**The problem**. The listing below is the input. Say how many of its lines contain "current", giving the number alone.
[start Material shown]
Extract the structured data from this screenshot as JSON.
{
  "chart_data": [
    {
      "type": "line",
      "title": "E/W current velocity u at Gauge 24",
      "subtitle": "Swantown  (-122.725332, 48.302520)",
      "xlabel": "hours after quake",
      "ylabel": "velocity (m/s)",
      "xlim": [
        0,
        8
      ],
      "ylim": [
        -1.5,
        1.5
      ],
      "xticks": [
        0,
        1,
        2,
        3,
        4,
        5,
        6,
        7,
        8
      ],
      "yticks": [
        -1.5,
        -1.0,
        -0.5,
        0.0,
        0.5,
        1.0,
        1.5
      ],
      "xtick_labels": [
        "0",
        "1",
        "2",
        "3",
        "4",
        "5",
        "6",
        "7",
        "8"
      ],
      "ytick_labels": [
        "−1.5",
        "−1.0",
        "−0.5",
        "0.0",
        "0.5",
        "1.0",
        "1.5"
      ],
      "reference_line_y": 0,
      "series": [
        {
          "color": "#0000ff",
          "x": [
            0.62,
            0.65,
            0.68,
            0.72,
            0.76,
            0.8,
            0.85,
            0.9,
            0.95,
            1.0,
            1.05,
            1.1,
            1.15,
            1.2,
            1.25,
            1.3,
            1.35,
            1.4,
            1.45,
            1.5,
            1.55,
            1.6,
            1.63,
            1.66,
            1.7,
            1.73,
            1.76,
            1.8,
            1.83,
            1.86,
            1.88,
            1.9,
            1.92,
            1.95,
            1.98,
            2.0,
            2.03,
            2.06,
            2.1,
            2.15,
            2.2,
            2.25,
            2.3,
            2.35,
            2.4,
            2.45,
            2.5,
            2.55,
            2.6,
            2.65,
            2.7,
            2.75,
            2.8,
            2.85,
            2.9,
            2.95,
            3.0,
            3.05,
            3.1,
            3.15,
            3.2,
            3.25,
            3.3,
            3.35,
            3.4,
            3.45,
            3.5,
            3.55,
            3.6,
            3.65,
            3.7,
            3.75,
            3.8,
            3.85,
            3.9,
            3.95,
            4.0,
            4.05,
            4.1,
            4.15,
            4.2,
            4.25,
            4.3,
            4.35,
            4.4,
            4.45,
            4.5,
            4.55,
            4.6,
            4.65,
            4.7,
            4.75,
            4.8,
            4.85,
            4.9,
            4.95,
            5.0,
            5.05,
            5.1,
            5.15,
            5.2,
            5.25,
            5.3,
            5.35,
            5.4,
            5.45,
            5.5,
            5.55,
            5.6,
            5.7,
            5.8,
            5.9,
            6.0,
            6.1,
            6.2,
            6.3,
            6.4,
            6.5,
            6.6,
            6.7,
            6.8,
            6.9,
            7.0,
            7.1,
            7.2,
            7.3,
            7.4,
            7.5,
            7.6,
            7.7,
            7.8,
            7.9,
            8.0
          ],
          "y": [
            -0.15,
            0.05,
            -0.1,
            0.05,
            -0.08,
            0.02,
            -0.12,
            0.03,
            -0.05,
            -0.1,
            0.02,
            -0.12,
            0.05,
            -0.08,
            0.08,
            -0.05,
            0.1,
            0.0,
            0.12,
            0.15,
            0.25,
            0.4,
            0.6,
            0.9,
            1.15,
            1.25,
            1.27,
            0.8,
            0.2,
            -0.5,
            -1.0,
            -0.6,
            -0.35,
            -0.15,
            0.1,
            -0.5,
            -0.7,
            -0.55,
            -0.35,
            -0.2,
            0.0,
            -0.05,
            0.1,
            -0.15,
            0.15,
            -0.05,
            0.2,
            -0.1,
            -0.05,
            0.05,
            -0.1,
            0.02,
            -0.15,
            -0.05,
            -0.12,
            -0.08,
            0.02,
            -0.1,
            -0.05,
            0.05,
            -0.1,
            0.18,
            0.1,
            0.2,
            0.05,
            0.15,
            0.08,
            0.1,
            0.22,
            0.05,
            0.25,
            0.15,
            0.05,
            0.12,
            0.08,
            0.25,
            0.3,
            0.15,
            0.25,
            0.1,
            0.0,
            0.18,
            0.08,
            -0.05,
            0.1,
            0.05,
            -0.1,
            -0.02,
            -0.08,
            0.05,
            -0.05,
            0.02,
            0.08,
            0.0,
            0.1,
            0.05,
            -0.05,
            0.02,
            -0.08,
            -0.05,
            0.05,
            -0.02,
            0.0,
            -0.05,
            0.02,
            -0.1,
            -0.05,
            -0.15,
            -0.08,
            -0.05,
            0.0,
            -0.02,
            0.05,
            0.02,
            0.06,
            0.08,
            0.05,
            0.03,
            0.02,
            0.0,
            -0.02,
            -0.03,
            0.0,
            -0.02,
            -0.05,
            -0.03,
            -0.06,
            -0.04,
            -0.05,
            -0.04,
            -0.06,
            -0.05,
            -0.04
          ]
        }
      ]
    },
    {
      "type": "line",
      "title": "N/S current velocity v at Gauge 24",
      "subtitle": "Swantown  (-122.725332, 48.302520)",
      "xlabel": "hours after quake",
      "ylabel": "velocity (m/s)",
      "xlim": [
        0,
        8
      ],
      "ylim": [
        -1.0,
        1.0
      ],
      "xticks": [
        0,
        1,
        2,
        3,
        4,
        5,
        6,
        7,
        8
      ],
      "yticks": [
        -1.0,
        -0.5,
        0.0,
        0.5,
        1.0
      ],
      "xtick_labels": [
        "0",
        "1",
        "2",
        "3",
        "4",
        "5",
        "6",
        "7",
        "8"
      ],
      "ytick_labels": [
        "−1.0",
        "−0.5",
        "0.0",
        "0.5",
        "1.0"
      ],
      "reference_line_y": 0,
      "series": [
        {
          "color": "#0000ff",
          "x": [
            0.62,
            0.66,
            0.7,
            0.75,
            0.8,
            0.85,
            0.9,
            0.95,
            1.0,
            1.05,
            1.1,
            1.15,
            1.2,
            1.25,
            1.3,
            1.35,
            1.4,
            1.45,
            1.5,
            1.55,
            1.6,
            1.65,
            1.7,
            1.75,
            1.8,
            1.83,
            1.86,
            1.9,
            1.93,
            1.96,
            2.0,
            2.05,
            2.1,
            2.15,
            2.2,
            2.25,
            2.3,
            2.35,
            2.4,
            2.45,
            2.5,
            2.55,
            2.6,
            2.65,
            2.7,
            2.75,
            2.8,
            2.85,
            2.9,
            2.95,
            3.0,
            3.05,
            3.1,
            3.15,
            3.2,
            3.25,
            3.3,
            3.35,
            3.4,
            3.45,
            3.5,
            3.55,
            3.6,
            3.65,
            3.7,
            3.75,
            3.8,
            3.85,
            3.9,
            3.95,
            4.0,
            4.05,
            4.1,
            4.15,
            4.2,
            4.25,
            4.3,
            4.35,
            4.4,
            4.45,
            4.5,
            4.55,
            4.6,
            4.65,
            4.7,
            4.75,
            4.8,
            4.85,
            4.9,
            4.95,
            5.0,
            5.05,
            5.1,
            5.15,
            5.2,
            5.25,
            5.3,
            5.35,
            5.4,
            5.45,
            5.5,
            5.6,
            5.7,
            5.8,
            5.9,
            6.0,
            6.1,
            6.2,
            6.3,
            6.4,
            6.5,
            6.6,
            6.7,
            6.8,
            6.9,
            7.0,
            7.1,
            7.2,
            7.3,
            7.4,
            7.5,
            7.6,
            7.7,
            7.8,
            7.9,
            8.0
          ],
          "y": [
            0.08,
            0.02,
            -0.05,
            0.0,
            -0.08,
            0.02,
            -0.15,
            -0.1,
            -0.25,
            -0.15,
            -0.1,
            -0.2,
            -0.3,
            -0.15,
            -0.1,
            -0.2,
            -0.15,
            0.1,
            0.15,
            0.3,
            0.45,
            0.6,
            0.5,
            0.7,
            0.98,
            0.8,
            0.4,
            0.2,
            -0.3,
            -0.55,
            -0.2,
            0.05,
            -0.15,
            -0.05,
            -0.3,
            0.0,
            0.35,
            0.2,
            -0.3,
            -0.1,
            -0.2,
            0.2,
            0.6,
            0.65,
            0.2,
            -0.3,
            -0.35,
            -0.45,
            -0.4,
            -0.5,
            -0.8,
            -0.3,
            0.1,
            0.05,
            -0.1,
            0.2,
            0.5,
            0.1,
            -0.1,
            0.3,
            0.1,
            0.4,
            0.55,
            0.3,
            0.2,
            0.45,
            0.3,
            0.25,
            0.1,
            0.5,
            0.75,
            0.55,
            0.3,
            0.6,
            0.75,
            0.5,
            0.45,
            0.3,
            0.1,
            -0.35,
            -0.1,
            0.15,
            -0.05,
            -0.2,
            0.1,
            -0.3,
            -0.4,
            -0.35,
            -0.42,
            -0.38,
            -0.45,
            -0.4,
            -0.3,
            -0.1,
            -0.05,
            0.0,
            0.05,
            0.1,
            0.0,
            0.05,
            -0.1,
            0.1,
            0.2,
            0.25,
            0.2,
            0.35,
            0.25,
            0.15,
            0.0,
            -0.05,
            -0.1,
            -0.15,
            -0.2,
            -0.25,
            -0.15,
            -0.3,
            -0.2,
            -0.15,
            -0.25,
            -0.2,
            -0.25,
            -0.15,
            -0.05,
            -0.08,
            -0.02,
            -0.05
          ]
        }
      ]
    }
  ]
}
[end Material shown]
**Written response**. 2